* _Exercise task_
Leave out the pictures, then reproduce the rest of the material exactly.

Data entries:

Begin

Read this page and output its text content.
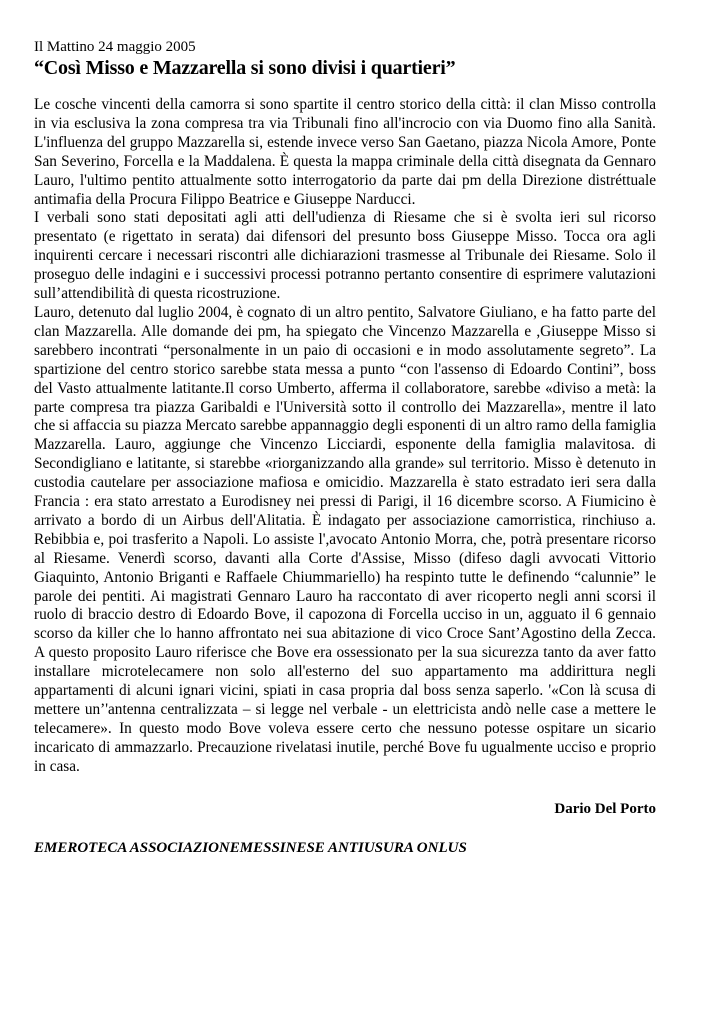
Il Mattino 24 maggio 2005
“Così Misso e Mazzarella si sono divisi i quartieri”

Le cosche vincenti della camorra si sono spartite il centro storico della città: il clan Misso controlla in via esclusiva la zona compresa tra via Tribunali fino all'incrocio con via Duomo fino alla Sanità. L'influenza del gruppo Mazzarella si, estende invece verso San Gaetano, piazza Nicola Amore, Ponte San Severino, Forcella e la Maddalena. È questa la mappa criminale della città disegnata da Gennaro Lauro, l'ultimo pentito attualmente sotto interrogatorio da parte dai pm della Direzione distréttuale antimafia della Procura Filippo Beatrice e Giuseppe Narducci.

I verbali sono stati depositati agli atti dell'udienza di Riesame che si è svolta ieri sul ricorso presentato (e rigettato in serata) dai difensori del presunto boss Giuseppe Misso. Tocca ora agli inquirenti cercare i necessari riscontri alle dichiarazioni trasmesse al Tribunale dei Riesame. Solo il proseguo delle indagini e i successivi processi potranno pertanto consentire di esprimere valutazioni sull’attendibilità di questa ricostruzione.

Lauro, detenuto dal luglio 2004, è cognato di un altro pentito, Salvatore Giuliano, e ha fatto parte del clan Mazzarella. Alle domande dei pm, ha spiegato che Vincenzo Mazzarella e ,Giuseppe Misso si sarebbero incontrati “personalmente in un paio di occasioni e in modo assolutamente segreto”. La spartizione del centro storico sarebbe stata messa a punto “con l'assenso di Edoardo Contini”, boss del Vasto attualmente latitante.Il corso Umberto, afferma il collaboratore, sarebbe «diviso a metà: la parte compresa tra piazza Garibaldi e l'Università sotto il controllo dei Mazzarella», mentre il lato che si affaccia su piazza Mercato sarebbe appannaggio degli esponenti di un altro ramo della famiglia Mazzarella. Lauro, aggiunge che Vincenzo Licciardi, esponente della famiglia malavitosa. di Secondigliano e latitante, si starebbe «riorganizzando alla grande» sul territorio. Misso è detenuto in custodia cautelare per associazione mafiosa e omicidio. Mazzarella è stato estradato ieri sera dalla Francia : era stato arrestato a Eurodisney nei pressi di Parigi, il 16 dicembre scorso. A Fiumicino è arrivato a bordo di un Airbus dell'Alitatia. È indagato per associazione camorristica, rinchiuso a. Rebibbia e, poi trasferito a Napoli. Lo assiste l',avocato Antonio Morra, che, potrà presentare ricorso al Riesame. Venerdì scorso, davanti alla Corte d'Assise, Misso (difeso dagli avvocati Vittorio Giaquinto, Antonio Briganti e Raffaele Chiummariello) ha respinto tutte le definendo “calunnie” le parole dei pentiti. Ai magistrati Gennaro Lauro ha raccontato di aver ricoperto negli anni scorsi il ruolo di braccio destro di Edoardo Bove, il capozona di Forcella ucciso in un, agguato il 6 gennaio scorso da killer che lo hanno affrontato nei sua abitazione di vico Croce Sant’Agostino della Zecca. A questo proposito Lauro riferisce che Bove era ossessionato per la sua sicurezza tanto da aver fatto installare microtelecamere non solo all'esterno del suo appartamento ma addirittura negli appartamenti di alcuni ignari vicini, spiati in casa propria dal boss senza saperlo. '«Con là scusa di mettere un’'antenna centralizzata – si legge nel verbale - un elettricista andò nelle case a mettere le telecamere». In questo modo Bove voleva essere certo che nessuno potesse ospitare un sicario incaricato di ammazzarlo. Precauzione rivelatasi inutile, perché Bove fu ugualmente ucciso e proprio in casa.

Dario Del Porto
EMEROTECA ASSOCIAZIONEMESSINESE ANTIUSURA ONLUS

End

* _Response to the exercise_
Read this page and output its text content.
Il Mattino 24 maggio 2005
“Così Misso e Mazzarella si sono divisi i quartieri”

Le cosche vincenti della camorra si sono spartite il centro storico della città: il clan Misso controlla in via esclusiva la zona compresa tra via Tribunali fino all'incrocio con via Duomo fino alla Sanità. L'influenza del gruppo Mazzarella si, estende invece verso San Gaetano, piazza Nicola Amore, Ponte San Severino, Forcella e la Maddalena. È questa la mappa criminale della città disegnata da Gennaro Lauro, l'ultimo pentito attualmente sotto interrogatorio da parte dai pm della Direzione distréttuale antimafia della Procura Filippo Beatrice e Giuseppe Narducci.

I verbali sono stati depositati agli atti dell'udienza di Riesame che si è svolta ieri sul ricorso presentato (e rigettato in serata) dai difensori del presunto boss Giuseppe Misso. Tocca ora agli inquirenti cercare i necessari riscontri alle dichiarazioni trasmesse al Tribunale dei Riesame. Solo il proseguo delle indagini e i successivi processi potranno pertanto consentire di esprimere valutazioni sull’attendibilità di questa ricostruzione.

Lauro, detenuto dal luglio 2004, è cognato di un altro pentito, Salvatore Giuliano, e ha fatto parte del clan Mazzarella. Alle domande dei pm, ha spiegato che Vincenzo Mazzarella e ,Giuseppe Misso si sarebbero incontrati “personalmente in un paio di occasioni e in modo assolutamente segreto”. La spartizione del centro storico sarebbe stata messa a punto “con l'assenso di Edoardo Contini”, boss del Vasto attualmente latitante.Il corso Umberto, afferma il collaboratore, sarebbe «diviso a metà: la parte compresa tra piazza Garibaldi e l'Università sotto il controllo dei Mazzarella», mentre il lato che si affaccia su piazza Mercato sarebbe appannaggio degli esponenti di un altro ramo della famiglia Mazzarella. Lauro, aggiunge che Vincenzo Licciardi, esponente della famiglia malavitosa. di Secondigliano e latitante, si starebbe «riorganizzando alla grande» sul territorio. Misso è detenuto in custodia cautelare per associazione mafiosa e omicidio. Mazzarella è stato estradato ieri sera dalla Francia : era stato arrestato a Eurodisney nei pressi di Parigi, il 16 dicembre scorso. A Fiumicino è arrivato a bordo di un Airbus dell'Alitatia. È indagato per associazione camorristica, rinchiuso a. Rebibbia e, poi trasferito a Napoli. Lo assiste l',avocato Antonio Morra, che, potrà presentare ricorso al Riesame. Venerdì scorso, davanti alla Corte d'Assise, Misso (difeso dagli avvocati Vittorio Giaquinto, Antonio Briganti e Raffaele Chiummariello) ha respinto tutte le definendo “calunnie” le parole dei pentiti. Ai magistrati Gennaro Lauro ha raccontato di aver ricoperto negli anni scorsi il ruolo di braccio destro di Edoardo Bove, il capozona di Forcella ucciso in un, agguato il 6 gennaio scorso da killer che lo hanno affrontato nei sua abitazione di vico Croce Sant’Agostino della Zecca. A questo proposito Lauro riferisce che Bove era ossessionato per la sua sicurezza tanto da aver fatto installare microtelecamere non solo all'esterno del suo appartamento ma addirittura negli appartamenti di alcuni ignari vicini, spiati in casa propria dal boss senza saperlo. '«Con là scusa di mettere un’'antenna centralizzata – si legge nel verbale - un elettricista andò nelle case a mettere le telecamere». In questo modo Bove voleva essere certo che nessuno potesse ospitare un sicario incaricato di ammazzarlo. Precauzione rivelatasi inutile, perché Bove fu ugualmente ucciso e proprio in casa.

Dario Del Porto
EMEROTECA ASSOCIAZIONEMESSINESE ANTIUSURA ONLUS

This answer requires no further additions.